(begin)

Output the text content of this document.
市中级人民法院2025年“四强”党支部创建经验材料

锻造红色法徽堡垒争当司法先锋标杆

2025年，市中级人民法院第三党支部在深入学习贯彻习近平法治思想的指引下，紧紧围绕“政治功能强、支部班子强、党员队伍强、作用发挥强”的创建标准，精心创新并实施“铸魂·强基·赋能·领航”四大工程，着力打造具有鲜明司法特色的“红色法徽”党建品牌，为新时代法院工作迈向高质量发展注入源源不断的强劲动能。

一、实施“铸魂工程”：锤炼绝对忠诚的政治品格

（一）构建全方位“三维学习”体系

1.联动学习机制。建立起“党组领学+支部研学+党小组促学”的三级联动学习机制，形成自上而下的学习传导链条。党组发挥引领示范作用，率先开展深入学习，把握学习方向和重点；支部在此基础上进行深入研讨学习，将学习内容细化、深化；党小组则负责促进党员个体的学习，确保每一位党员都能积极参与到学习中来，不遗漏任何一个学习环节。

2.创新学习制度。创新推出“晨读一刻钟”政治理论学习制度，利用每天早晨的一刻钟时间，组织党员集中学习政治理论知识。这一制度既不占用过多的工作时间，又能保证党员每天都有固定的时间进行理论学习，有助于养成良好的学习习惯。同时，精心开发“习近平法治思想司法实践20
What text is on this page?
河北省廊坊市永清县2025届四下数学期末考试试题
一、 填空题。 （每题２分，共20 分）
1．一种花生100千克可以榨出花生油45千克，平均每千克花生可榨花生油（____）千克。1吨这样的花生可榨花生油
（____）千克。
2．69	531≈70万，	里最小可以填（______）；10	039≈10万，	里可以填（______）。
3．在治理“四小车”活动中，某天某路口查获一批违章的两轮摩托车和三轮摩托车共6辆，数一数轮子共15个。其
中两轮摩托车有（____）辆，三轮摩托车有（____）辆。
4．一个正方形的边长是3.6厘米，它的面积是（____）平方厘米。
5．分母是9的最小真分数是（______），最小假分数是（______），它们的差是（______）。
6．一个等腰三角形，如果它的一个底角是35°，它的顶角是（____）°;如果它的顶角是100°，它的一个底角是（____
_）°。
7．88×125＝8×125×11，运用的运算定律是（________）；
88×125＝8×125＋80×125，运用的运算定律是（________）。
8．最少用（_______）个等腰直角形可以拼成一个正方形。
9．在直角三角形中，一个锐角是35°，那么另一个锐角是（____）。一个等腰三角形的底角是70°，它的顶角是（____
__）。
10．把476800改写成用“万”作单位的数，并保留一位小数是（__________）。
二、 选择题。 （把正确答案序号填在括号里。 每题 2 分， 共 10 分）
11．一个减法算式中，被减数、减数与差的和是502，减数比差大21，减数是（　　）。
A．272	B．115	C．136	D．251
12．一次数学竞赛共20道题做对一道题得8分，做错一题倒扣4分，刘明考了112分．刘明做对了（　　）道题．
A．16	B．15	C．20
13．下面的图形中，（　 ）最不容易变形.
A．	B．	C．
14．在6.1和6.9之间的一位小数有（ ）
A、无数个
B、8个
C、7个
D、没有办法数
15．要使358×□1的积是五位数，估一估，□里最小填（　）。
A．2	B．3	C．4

(end)

__Task statement__: Only the number is wanted: how many lines of the material above include the word "它的顶角是"?

__Answer in full__: 2